◆ **Exercise instructions**
Every line below should be repeated exactly.

◆ **Material shown**

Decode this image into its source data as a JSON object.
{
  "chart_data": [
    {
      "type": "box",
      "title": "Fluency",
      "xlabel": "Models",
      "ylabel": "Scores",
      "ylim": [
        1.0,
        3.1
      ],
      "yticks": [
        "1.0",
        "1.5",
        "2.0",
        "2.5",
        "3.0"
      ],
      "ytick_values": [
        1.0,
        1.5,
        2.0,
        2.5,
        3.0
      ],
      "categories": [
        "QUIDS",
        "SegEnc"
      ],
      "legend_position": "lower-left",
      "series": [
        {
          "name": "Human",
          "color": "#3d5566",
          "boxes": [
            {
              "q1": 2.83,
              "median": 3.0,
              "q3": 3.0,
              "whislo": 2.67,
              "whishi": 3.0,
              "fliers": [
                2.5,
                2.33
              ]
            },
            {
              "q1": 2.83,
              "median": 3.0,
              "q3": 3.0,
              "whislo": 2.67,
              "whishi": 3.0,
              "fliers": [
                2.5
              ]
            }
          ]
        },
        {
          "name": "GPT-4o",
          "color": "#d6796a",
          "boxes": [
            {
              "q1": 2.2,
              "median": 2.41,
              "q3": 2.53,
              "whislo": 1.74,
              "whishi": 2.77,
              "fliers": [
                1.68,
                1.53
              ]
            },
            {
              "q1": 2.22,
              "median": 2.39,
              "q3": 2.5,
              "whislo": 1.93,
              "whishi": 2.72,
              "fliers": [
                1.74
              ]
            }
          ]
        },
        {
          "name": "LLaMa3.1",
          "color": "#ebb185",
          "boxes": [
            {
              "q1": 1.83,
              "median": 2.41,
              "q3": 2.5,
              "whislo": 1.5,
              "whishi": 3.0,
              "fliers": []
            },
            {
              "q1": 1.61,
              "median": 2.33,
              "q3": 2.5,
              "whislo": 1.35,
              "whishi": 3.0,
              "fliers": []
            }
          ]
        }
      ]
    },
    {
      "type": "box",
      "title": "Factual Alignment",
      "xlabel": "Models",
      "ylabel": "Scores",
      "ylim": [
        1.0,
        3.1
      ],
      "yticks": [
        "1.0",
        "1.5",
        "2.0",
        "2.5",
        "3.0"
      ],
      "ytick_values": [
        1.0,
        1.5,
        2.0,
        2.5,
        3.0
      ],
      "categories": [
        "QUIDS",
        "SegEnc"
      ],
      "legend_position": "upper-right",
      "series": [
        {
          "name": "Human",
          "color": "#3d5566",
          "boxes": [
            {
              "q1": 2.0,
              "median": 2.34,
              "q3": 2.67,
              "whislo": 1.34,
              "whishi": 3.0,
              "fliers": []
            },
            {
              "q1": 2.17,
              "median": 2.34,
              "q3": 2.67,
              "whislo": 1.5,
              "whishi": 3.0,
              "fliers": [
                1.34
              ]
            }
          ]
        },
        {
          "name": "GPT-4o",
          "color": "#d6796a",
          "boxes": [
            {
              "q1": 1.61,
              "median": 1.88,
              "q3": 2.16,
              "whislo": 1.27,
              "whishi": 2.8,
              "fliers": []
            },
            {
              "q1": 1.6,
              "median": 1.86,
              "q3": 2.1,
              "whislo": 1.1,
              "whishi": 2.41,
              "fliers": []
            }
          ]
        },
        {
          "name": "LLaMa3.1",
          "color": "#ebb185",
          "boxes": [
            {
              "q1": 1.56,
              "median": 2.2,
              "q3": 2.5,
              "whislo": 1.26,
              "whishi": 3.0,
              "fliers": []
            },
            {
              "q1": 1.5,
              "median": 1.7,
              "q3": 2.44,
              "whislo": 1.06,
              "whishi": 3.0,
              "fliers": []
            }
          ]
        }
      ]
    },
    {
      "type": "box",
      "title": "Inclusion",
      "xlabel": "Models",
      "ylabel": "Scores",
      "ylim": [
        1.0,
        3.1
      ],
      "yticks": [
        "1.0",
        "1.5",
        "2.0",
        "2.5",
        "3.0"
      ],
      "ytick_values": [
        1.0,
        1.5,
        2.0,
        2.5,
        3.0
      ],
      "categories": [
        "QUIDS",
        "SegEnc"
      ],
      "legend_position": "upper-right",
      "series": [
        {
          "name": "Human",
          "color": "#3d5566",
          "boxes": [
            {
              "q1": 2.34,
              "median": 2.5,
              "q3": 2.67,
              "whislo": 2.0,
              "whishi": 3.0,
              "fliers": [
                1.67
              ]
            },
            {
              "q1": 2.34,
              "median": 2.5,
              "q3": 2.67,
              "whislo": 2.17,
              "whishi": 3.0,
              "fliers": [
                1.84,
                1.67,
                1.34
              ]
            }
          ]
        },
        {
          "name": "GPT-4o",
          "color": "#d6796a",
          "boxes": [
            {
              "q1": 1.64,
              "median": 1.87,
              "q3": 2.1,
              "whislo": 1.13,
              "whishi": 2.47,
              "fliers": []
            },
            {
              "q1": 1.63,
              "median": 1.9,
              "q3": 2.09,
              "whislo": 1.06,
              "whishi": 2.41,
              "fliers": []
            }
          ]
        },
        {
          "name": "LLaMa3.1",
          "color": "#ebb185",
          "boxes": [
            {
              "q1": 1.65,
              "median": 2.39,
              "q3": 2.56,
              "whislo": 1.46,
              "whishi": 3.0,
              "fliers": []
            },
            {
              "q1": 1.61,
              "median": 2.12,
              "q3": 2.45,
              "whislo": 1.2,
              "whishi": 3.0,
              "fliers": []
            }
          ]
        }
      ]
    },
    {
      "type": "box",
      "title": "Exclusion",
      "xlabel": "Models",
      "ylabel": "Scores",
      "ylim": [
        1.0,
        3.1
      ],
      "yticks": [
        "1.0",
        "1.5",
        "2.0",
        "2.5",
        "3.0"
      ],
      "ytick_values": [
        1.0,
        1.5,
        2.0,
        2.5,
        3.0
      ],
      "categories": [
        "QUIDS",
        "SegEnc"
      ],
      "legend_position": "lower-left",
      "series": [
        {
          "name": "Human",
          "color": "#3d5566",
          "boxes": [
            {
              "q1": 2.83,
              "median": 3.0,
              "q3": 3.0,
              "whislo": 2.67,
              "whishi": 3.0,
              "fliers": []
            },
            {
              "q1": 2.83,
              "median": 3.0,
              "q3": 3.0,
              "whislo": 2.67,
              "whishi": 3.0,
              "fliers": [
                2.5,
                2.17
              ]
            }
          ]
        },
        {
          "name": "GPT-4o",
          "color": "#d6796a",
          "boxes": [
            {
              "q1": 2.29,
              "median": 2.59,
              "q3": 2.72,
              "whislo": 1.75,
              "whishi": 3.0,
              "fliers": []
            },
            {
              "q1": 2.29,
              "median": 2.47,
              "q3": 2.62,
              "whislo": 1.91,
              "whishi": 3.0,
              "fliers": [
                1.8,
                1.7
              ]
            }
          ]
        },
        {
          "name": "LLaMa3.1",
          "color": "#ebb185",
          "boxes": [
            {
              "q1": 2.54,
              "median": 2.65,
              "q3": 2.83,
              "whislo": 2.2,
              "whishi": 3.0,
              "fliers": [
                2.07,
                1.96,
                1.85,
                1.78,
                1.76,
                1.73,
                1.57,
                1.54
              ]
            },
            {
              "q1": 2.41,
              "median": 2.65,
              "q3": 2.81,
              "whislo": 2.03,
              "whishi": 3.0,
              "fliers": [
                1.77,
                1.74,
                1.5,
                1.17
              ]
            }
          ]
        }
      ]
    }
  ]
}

◆ **Response**
Decode this image into its source data as a JSON object.
{
  "chart_data": [
    {
      "type": "box",
      "title": "Fluency",
      "xlabel": "Models",
      "ylabel": "Scores",
      "ylim": [
        1.0,
        3.1
      ],
      "yticks": [
        "1.0",
        "1.5",
        "2.0",
        "2.5",
        "3.0"
      ],
      "ytick_values": [
        1.0,
        1.5,
        2.0,
        2.5,
        3.0
      ],
      "categories": [
        "QUIDS",
        "SegEnc"
      ],
      "legend_position": "lower-left",
      "series": [
        {
          "name": "Human",
          "color": "#3d5566",
          "boxes": [
            {
              "q1": 2.83,
              "median": 3.0,
              "q3": 3.0,
              "whislo": 2.67,
              "whishi": 3.0,
              "fliers": [
                2.5,
                2.33
              ]
            },
            {
              "q1": 2.83,
              "median": 3.0,
              "q3": 3.0,
              "whislo": 2.67,
              "whishi": 3.0,
              "fliers": [
                2.5
              ]
            }
          ]
        },
        {
          "name": "GPT-4o",
          "color": "#d6796a",
          "boxes": [
            {
              "q1": 2.2,
              "median": 2.41,
              "q3": 2.53,
              "whislo": 1.74,
              "whishi": 2.77,
              "fliers": [
                1.68,
                1.53
              ]
            },
            {
              "q1": 2.22,
              "median": 2.39,
              "q3": 2.5,
              "whislo": 1.93,
              "whishi": 2.72,
              "fliers": [
                1.74
              ]
            }
          ]
        },
        {
          "name": "LLaMa3.1",
          "color": "#ebb185",
          "boxes": [
            {
              "q1": 1.83,
              "median": 2.41,
              "q3": 2.5,
              "whislo": 1.5,
              "whishi": 3.0,
              "fliers": []
            },
            {
              "q1": 1.61,
              "median": 2.33,
              "q3": 2.5,
              "whislo": 1.35,
              "whishi": 3.0,
              "fliers": []
            }
          ]
        }
      ]
    },
    {
      "type": "box",
      "title": "Factual Alignment",
      "xlabel": "Models",
      "ylabel": "Scores",
      "ylim": [
        1.0,
        3.1
      ],
      "yticks": [
        "1.0",
        "1.5",
        "2.0",
        "2.5",
        "3.0"
      ],
      "ytick_values": [
        1.0,
        1.5,
        2.0,
        2.5,
        3.0
      ],
      "categories": [
        "QUIDS",
        "SegEnc"
      ],
      "legend_position": "upper-right",
      "series": [
        {
          "name": "Human",
          "color": "#3d5566",
          "boxes": [
            {
              "q1": 2.0,
              "median": 2.34,
              "q3": 2.67,
              "whislo": 1.34,
              "whishi": 3.0,
              "fliers": []
            },
            {
              "q1": 2.17,
              "median": 2.34,
              "q3": 2.67,
              "whislo": 1.5,
              "whishi": 3.0,
              "fliers": [
                1.34
              ]
            }
          ]
        },
        {
          "name": "GPT-4o",
          "color": "#d6796a",
          "boxes": [
            {
              "q1": 1.61,
              "median": 1.88,
              "q3": 2.16,
              "whislo": 1.27,
              "whishi": 2.8,
              "fliers": []
            },
            {
              "q1": 1.6,
              "median": 1.86,
              "q3": 2.1,
              "whislo": 1.1,
              "whishi": 2.41,
              "fliers": []
            }
          ]
        },
        {
          "name": "LLaMa3.1",
          "color": "#ebb185",
          "boxes": [
            {
              "q1": 1.56,
              "median": 2.2,
              "q3": 2.5,
              "whislo": 1.26,
              "whishi": 3.0,
              "fliers": []
            },
            {
              "q1": 1.5,
              "median": 1.7,
              "q3": 2.44,
              "whislo": 1.06,
              "whishi": 3.0,
              "fliers": []
            }
          ]
        }
      ]
    },
    {
      "type": "box",
      "title": "Inclusion",
      "xlabel": "Models",
      "ylabel": "Scores",
      "ylim": [
        1.0,
        3.1
      ],
      "yticks": [
        "1.0",
        "1.5",
        "2.0",
        "2.5",
        "3.0"
      ],
      "ytick_values": [
        1.0,
        1.5,
        2.0,
        2.5,
        3.0
      ],
      "categories": [
        "QUIDS",
        "SegEnc"
      ],
      "legend_position": "upper-right",
      "series": [
        {
          "name": "Human",
          "color": "#3d5566",
          "boxes": [
            {
              "q1": 2.34,
              "median": 2.5,
              "q3": 2.67,
              "whislo": 2.0,
              "whishi": 3.0,
              "fliers": [
                1.67
              ]
            },
            {
              "q1": 2.34,
              "median": 2.5,
              "q3": 2.67,
              "whislo": 2.17,
              "whishi": 3.0,
              "fliers": [
                1.84,
                1.67,
                1.34
              ]
            }
          ]
        },
        {
          "name": "GPT-4o",
          "color": "#d6796a",
          "boxes": [
            {
              "q1": 1.64,
              "median": 1.87,
              "q3": 2.1,
              "whislo": 1.13,
              "whishi": 2.47,
              "fliers": []
            },
            {
              "q1": 1.63,
              "median": 1.9,
              "q3": 2.09,
              "whislo": 1.06,
              "whishi": 2.41,
              "fliers": []
            }
          ]
        },
        {
          "name": "LLaMa3.1",
          "color": "#ebb185",
          "boxes": [
            {
              "q1": 1.65,
              "median": 2.39,
              "q3": 2.56,
              "whislo": 1.46,
              "whishi": 3.0,
              "fliers": []
            },
            {
              "q1": 1.61,
              "median": 2.12,
              "q3": 2.45,
              "whislo": 1.2,
              "whishi": 3.0,
              "fliers": []
            }
          ]
        }
      ]
    },
    {
      "type": "box",
      "title": "Exclusion",
      "xlabel": "Models",
      "ylabel": "Scores",
      "ylim": [
        1.0,
        3.1
      ],
      "yticks": [
        "1.0",
        "1.5",
        "2.0",
        "2.5",
        "3.0"
      ],
      "ytick_values": [
        1.0,
        1.5,
        2.0,
        2.5,
        3.0
      ],
      "categories": [
        "QUIDS",
        "SegEnc"
      ],
      "legend_position": "lower-left",
      "series": [
        {
          "name": "Human",
          "color": "#3d5566",
          "boxes": [
            {
              "q1": 2.83,
              "median": 3.0,
              "q3": 3.0,
              "whislo": 2.67,
              "whishi": 3.0,
              "fliers": []
            },
            {
              "q1": 2.83,
              "median": 3.0,
              "q3": 3.0,
              "whislo": 2.67,
              "whishi": 3.0,
              "fliers": [
                2.5,
                2.17
              ]
            }
          ]
        },
        {
          "name": "GPT-4o",
          "color": "#d6796a",
          "boxes": [
            {
              "q1": 2.29,
              "median": 2.59,
              "q3": 2.72,
              "whislo": 1.75,
              "whishi": 3.0,
              "fliers": []
            },
            {
              "q1": 2.29,
              "median": 2.47,
              "q3": 2.62,
              "whislo": 1.91,
              "whishi": 3.0,
              "fliers": [
                1.8,
                1.7
              ]
            }
          ]
        },
        {
          "name": "LLaMa3.1",
          "color": "#ebb185",
          "boxes": [
            {
              "q1": 2.54,
              "median": 2.65,
              "q3": 2.83,
              "whislo": 2.2,
              "whishi": 3.0,
              "fliers": [
                2.07,
                1.96,
                1.85,
                1.78,
                1.76,
                1.73,
                1.57,
                1.54
              ]
            },
            {
              "q1": 2.41,
              "median": 2.65,
              "q3": 2.81,
              "whislo": 2.03,
              "whishi": 3.0,
              "fliers": [
                1.77,
                1.74,
                1.5,
                1.17
              ]
            }
          ]
        }
      ]
    }
  ]
}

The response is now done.